What you are asked to do: Return the records that follow, matching each one exactly.
START Data supplied
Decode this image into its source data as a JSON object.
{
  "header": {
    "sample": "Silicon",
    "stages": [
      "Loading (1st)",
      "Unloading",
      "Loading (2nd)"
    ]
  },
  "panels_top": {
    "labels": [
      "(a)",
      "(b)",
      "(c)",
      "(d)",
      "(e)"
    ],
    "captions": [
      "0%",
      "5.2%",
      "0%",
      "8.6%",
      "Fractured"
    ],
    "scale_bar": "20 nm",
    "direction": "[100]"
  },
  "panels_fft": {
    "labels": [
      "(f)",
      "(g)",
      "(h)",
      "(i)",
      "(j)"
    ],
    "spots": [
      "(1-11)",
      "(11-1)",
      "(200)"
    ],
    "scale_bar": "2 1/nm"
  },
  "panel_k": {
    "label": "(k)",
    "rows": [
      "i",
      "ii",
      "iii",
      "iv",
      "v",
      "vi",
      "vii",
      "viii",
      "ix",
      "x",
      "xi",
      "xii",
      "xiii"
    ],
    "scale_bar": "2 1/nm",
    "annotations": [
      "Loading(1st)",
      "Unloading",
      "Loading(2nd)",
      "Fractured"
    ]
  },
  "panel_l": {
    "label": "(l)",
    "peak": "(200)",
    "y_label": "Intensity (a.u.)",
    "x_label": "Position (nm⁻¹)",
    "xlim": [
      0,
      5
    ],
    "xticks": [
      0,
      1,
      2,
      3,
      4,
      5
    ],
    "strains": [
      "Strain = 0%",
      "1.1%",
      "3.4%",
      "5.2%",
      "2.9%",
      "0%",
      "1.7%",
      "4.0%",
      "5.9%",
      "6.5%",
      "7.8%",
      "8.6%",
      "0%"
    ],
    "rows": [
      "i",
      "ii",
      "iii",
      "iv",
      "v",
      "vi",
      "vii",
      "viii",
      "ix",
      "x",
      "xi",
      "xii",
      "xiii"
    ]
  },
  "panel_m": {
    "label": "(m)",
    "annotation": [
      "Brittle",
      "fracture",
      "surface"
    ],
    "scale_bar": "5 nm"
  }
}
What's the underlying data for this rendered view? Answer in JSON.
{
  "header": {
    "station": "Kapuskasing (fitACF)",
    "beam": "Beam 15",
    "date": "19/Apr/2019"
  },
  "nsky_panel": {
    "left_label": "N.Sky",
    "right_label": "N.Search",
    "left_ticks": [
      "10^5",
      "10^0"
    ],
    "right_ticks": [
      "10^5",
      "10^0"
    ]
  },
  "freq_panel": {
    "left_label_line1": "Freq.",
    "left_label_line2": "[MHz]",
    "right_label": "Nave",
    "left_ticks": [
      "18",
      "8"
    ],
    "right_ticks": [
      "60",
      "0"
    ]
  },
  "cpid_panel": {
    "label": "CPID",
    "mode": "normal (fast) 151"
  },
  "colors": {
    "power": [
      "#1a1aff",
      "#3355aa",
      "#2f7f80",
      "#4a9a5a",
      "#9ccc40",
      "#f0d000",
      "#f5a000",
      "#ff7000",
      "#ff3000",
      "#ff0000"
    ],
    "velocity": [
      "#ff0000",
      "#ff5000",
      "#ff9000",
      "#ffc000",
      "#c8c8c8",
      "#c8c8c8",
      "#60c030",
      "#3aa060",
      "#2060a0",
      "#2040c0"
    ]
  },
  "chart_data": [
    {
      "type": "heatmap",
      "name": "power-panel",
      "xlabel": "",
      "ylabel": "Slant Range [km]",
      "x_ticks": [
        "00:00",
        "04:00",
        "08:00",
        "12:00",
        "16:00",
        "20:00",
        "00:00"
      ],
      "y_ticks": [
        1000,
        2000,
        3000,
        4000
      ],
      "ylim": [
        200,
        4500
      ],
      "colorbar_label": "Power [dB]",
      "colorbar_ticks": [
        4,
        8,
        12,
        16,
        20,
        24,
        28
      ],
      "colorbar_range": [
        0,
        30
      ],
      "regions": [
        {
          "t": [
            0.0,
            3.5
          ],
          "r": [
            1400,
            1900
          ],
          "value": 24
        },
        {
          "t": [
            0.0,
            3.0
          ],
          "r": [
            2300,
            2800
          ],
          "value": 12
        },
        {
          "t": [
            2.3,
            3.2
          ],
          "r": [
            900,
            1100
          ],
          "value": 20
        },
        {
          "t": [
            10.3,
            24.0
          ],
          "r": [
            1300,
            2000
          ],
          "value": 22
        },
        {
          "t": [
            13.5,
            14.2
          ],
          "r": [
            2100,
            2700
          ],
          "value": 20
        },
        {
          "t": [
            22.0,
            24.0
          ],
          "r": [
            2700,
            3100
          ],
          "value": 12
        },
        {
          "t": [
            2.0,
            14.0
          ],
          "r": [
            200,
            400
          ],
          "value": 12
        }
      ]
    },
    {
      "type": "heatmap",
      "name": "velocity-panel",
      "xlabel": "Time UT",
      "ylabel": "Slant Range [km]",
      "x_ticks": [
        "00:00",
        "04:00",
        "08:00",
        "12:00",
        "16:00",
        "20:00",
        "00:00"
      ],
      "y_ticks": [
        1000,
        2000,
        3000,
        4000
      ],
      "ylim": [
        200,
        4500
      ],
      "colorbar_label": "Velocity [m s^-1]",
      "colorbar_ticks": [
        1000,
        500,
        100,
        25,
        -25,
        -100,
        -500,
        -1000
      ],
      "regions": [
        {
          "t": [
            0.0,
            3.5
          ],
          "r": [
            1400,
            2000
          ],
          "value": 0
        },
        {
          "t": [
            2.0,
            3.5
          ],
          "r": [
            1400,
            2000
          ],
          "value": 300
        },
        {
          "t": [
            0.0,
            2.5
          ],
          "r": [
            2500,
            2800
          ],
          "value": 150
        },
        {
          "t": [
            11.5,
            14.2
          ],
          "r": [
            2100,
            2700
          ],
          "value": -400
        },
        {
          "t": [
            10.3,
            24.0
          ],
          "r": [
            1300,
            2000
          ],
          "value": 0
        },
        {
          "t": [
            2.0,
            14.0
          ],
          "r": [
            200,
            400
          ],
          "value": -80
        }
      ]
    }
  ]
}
END Data supplied
Output of the exercise:
Decode this image into its source data as a JSON object.
{
  "header": {
    "sample": "Silicon",
    "stages": [
      "Loading (1st)",
      "Unloading",
      "Loading (2nd)"
    ]
  },
  "panels_top": {
    "labels": [
      "(a)",
      "(b)",
      "(c)",
      "(d)",
      "(e)"
    ],
    "captions": [
      "0%",
      "5.2%",
      "0%",
      "8.6%",
      "Fractured"
    ],
    "scale_bar": "20 nm",
    "direction": "[100]"
  },
  "panels_fft": {
    "labels": [
      "(f)",
      "(g)",
      "(h)",
      "(i)",
      "(j)"
    ],
    "spots": [
      "(1-11)",
      "(11-1)",
      "(200)"
    ],
    "scale_bar": "2 1/nm"
  },
  "panel_k": {
    "label": "(k)",
    "rows": [
      "i",
      "ii",
      "iii",
      "iv",
      "v",
      "vi",
      "vii",
      "viii",
      "ix",
      "x",
      "xi",
      "xii",
      "xiii"
    ],
    "scale_bar": "2 1/nm",
    "annotations": [
      "Loading(1st)",
      "Unloading",
      "Loading(2nd)",
      "Fractured"
    ]
  },
  "panel_l": {
    "label": "(l)",
    "peak": "(200)",
    "y_label": "Intensity (a.u.)",
    "x_label": "Position (nm⁻¹)",
    "xlim": [
      0,
      5
    ],
    "xticks": [
      0,
      1,
      2,
      3,
      4,
      5
    ],
    "strains": [
      "Strain = 0%",
      "1.1%",
      "3.4%",
      "5.2%",
      "2.9%",
      "0%",
      "1.7%",
      "4.0%",
      "5.9%",
      "6.5%",
      "7.8%",
      "8.6%",
      "0%"
    ],
    "rows": [
      "i",
      "ii",
      "iii",
      "iv",
      "v",
      "vi",
      "vii",
      "viii",
      "ix",
      "x",
      "xi",
      "xii",
      "xiii"
    ]
  },
  "panel_m": {
    "label": "(m)",
    "annotation": [
      "Brittle",
      "fracture",
      "surface"
    ],
    "scale_bar": "5 nm"
  }
}
What's the underlying data for this rendered view? Answer in JSON.
{
  "header": {
    "station": "Kapuskasing (fitACF)",
    "beam": "Beam 15",
    "date": "19/Apr/2019"
  },
  "nsky_panel": {
    "left_label": "N.Sky",
    "right_label": "N.Search",
    "left_ticks": [
      "10^5",
      "10^0"
    ],
    "right_ticks": [
      "10^5",
      "10^0"
    ]
  },
  "freq_panel": {
    "left_label_line1": "Freq.",
    "left_label_line2": "[MHz]",
    "right_label": "Nave",
    "left_ticks": [
      "18",
      "8"
    ],
    "right_ticks": [
      "60",
      "0"
    ]
  },
  "cpid_panel": {
    "label": "CPID",
    "mode": "normal (fast) 151"
  },
  "colors": {
    "power": [
      "#1a1aff",
      "#3355aa",
      "#2f7f80",
      "#4a9a5a",
      "#9ccc40",
      "#f0d000",
      "#f5a000",
      "#ff7000",
      "#ff3000",
      "#ff0000"
    ],
    "velocity": [
      "#ff0000",
      "#ff5000",
      "#ff9000",
      "#ffc000",
      "#c8c8c8",
      "#c8c8c8",
      "#60c030",
      "#3aa060",
      "#2060a0",
      "#2040c0"
    ]
  },
  "chart_data": [
    {
      "type": "heatmap",
      "name": "power-panel",
      "xlabel": "",
      "ylabel": "Slant Range [km]",
      "x_ticks": [
        "00:00",
        "04:00",
        "08:00",
        "12:00",
        "16:00",
        "20:00",
        "00:00"
      ],
      "y_ticks": [
        1000,
        2000,
        3000,
        4000
      ],
      "ylim": [
        200,
        4500
      ],
      "colorbar_label": "Power [dB]",
      "colorbar_ticks": [
        4,
        8,
        12,
        16,
        20,
        24,
        28
      ],
      "colorbar_range": [
        0,
        30
      ],
      "regions": [
        {
          "t": [
            0.0,
            3.5
          ],
          "r": [
            1400,
            1900
          ],
          "value": 24
        },
        {
          "t": [
            0.0,
            3.0
          ],
          "r": [
            2300,
            2800
          ],
          "value": 12
        },
        {
          "t": [
            2.3,
            3.2
          ],
          "r": [
            900,
            1100
          ],
          "value": 20
        },
        {
          "t": [
            10.3,
            24.0
          ],
          "r": [
            1300,
            2000
          ],
          "value": 22
        },
        {
          "t": [
            13.5,
            14.2
          ],
          "r": [
            2100,
            2700
          ],
          "value": 20
        },
        {
          "t": [
            22.0,
            24.0
          ],
          "r": [
            2700,
            3100
          ],
          "value": 12
        },
        {
          "t": [
            2.0,
            14.0
          ],
          "r": [
            200,
            400
          ],
          "value": 12
        }
      ]
    },
    {
      "type": "heatmap",
      "name": "velocity-panel",
      "xlabel": "Time UT",
      "ylabel": "Slant Range [km]",
      "x_ticks": [
        "00:00",
        "04:00",
        "08:00",
        "12:00",
        "16:00",
        "20:00",
        "00:00"
      ],
      "y_ticks": [
        1000,
        2000,
        3000,
        4000
      ],
      "ylim": [
        200,
        4500
      ],
      "colorbar_label": "Velocity [m s^-1]",
      "colorbar_ticks": [
        1000,
        500,
        100,
        25,
        -25,
        -100,
        -500,
        -1000
      ],
      "regions": [
        {
          "t": [
            0.0,
            3.5
          ],
          "r": [
            1400,
            2000
          ],
          "value": 0
        },
        {
          "t": [
            2.0,
            3.5
          ],
          "r": [
            1400,
            2000
          ],
          "value": 300
        },
        {
          "t": [
            0.0,
            2.5
          ],
          "r": [
            2500,
            2800
          ],
          "value": 150
        },
        {
          "t": [
            11.5,
            14.2
          ],
          "r": [
            2100,
            2700
          ],
          "value": -400
        },
        {
          "t": [
            10.3,
            24.0
          ],
          "r": [
            1300,
            2000
          ],
          "value": 0
        },
        {
          "t": [
            2.0,
            14.0
          ],
          "r": [
            200,
            400
          ],
          "value": -80
        }
      ]
    }
  ]
}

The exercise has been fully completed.